The unification trick. The single design choice that keeps the runtime small enough to fit in your head.

Multi-agent systems need a way for one agent to invoke another. “Triage” needs to delegate to “refund_decision”; “refund_decision” needs to delegate to “communication.” How does that work mechanically?

The instinct is to add a separate API: a delegate() function, maybe a Delegation type, a special control flow path in the runtime that branches on “is this a delegation or a tool call?” That’s two execution paths to maintain and two sets of failure modes to reason about.

This ADR settles a different answer: delegation IS a tool call. There is no separate delegation API. When agent A lists agent B as a sub-agent, the runtime synthesizes a tool named delegate_to_<B> whose input is the task spec for B. The runtime executes that tool the same way it executes any other tool — recursively invoking itself with B’s definition.

The unification has three downstream consequences that compound:

One execution path. The tool loop in ADR-0021 doesn’t need a “is this a delegation?” branch. Every iteration just asks: did the LLM stop, or did it ask for a tool? If a tool, run it. The fact that the tool happens to be a recursive runtime call is the toolResolver’s concern, not the loop’s.

One set of safety primitives. Budgets, allow-lists, iteration caps, error semantics — they all apply uniformly. A sub-agent’s time_budget_ms is just the parent tool call’s remaining time budget. A sub-agent’s allowed_tools is enforced the same way the parent’s was. There’s no “sub-agent budget” or “delegation depth limit” as separate concepts; everything is just nested tool calls with budget-aware composition.

One set of failure modes. A sub-agent that throws gets caught the same way a tool that throws gets caught. A sub-agent that exceeds budgets surfaces the same error type as any other budget exceedance. Debugging is uniform.

When an agent definition lists another agent as a sub-agent, the platform synthesizes a tool named delegate_to_<sub_agent_name> whose input is a structured task spec. The tool’s handler invokes the runtime recursively with the sub-agent’s definition.

// Auto-generated tool for an agent whose sub_agents list
// includes "refund_decision":
{
name: 'delegate_to_refund_decision',
description: '<from refund_decision YAML>',
inputSchema: TaskSpecSchema,
handler: async (input, ctx) => {
return await runtime.runTurn(
refundDecisionDefinition,
taskFromSpec(input),
ctx.contextBundleForSubAgent(),
);
},
}

The agent’s LLM sees delegate_to_refund_decision in its tool list. It calls it. The runtime executes it. The execution happens to recurse. The agent doesn’t know or care.

We considered three alternatives:

A separate delegate() function in the runtime. Forces a branch in the tool loop (“is this a delegation or a tool call?”). Doubles the code path. Doubles the testing surface. Three months later, every new feature has to ask “do we apply this to delegations or tools or both?”

A Delegation type the LLM emits explicitly. The LLM has to know about delegation as a first-class concept. Means the prompt has to teach the LLM the distinction. Adds words to every system prompt for no benefit.

########

[What is required]
Answer these questions from the passage on the unification trick.
1. When agent A lists agent B as a sub-agent, what name does the runtime give the tool it synthesizes?
2. What is a sub-agent's time_budget_ms?
3. What does a separate delegate() function in the runtime force in the tool loop?

########

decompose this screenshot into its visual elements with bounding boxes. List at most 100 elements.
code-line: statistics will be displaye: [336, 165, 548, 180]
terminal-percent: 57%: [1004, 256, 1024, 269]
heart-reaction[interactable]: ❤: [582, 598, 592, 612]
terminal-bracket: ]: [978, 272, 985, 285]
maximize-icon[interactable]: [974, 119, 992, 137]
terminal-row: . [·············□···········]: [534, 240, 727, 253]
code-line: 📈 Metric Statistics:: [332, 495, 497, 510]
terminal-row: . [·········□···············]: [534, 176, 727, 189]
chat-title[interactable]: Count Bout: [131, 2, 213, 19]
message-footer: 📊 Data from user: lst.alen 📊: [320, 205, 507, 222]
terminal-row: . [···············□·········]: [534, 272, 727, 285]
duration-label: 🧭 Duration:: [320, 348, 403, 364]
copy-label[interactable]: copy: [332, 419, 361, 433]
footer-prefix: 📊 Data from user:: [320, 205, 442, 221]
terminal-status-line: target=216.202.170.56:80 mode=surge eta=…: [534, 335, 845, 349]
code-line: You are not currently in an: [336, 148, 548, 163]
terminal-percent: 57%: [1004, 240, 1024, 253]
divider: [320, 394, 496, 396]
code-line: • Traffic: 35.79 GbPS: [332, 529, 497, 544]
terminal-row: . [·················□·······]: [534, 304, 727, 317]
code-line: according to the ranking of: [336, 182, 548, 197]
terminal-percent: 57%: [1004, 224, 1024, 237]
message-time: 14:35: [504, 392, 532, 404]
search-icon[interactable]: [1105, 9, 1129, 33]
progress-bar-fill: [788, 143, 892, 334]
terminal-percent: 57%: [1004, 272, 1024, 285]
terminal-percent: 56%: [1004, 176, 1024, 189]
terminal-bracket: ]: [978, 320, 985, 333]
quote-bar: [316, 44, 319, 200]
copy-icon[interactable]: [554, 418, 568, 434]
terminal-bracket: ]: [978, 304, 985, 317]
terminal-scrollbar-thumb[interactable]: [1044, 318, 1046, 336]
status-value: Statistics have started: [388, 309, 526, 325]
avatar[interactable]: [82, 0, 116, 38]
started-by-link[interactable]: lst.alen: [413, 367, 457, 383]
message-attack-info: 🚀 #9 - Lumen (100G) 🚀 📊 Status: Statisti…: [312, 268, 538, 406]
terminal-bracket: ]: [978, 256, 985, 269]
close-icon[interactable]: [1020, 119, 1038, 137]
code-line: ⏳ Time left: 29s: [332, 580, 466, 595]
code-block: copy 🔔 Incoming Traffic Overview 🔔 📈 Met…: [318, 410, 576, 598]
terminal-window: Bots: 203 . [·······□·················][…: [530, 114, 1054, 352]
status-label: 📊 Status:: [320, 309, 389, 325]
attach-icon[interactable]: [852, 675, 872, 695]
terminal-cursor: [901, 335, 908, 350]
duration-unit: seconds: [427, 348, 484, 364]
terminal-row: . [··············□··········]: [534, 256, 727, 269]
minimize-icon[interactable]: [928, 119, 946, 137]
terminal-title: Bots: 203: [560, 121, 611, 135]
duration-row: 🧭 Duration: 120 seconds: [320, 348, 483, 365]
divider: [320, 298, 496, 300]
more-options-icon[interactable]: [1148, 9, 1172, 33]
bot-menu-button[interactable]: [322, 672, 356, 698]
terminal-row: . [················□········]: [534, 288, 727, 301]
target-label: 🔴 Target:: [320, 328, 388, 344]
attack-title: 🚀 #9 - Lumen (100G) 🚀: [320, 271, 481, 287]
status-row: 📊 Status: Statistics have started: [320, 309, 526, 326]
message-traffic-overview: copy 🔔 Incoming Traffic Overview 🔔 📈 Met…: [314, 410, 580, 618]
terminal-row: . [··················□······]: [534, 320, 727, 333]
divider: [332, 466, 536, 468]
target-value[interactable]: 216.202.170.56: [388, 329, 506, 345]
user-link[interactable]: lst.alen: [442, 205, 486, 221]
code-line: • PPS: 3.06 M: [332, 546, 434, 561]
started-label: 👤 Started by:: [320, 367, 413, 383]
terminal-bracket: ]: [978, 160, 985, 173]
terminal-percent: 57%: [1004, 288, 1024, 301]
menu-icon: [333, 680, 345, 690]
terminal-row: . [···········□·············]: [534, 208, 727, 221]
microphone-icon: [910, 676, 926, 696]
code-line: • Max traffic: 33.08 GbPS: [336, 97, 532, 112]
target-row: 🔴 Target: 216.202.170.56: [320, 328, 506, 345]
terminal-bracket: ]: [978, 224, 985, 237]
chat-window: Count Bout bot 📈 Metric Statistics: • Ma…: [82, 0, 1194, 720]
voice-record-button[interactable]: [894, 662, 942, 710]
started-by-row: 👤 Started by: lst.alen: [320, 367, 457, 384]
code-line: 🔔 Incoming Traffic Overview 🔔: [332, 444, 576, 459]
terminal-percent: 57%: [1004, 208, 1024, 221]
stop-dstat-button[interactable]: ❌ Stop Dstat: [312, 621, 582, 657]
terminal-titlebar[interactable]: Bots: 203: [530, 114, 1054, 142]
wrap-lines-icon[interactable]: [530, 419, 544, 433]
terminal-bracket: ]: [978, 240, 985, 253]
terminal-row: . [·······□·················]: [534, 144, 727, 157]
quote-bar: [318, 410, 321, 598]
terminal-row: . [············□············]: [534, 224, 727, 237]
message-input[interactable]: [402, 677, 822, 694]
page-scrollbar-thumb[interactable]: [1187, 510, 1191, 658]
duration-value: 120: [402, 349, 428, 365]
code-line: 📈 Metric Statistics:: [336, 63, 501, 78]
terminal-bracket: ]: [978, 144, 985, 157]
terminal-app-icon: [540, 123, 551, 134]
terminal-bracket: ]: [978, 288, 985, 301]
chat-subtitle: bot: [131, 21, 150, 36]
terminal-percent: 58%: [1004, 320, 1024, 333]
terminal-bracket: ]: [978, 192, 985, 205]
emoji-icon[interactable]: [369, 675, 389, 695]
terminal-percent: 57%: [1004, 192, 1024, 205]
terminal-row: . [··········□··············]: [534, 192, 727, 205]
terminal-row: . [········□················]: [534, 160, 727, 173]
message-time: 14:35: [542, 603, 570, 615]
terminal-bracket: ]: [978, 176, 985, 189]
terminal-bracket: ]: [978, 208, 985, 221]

########

[Exercise solution]
1. delegate_to_<B>
2. The parent tool call's remaining time budget.
3. A branch that asks "is this a delegation or a tool call?"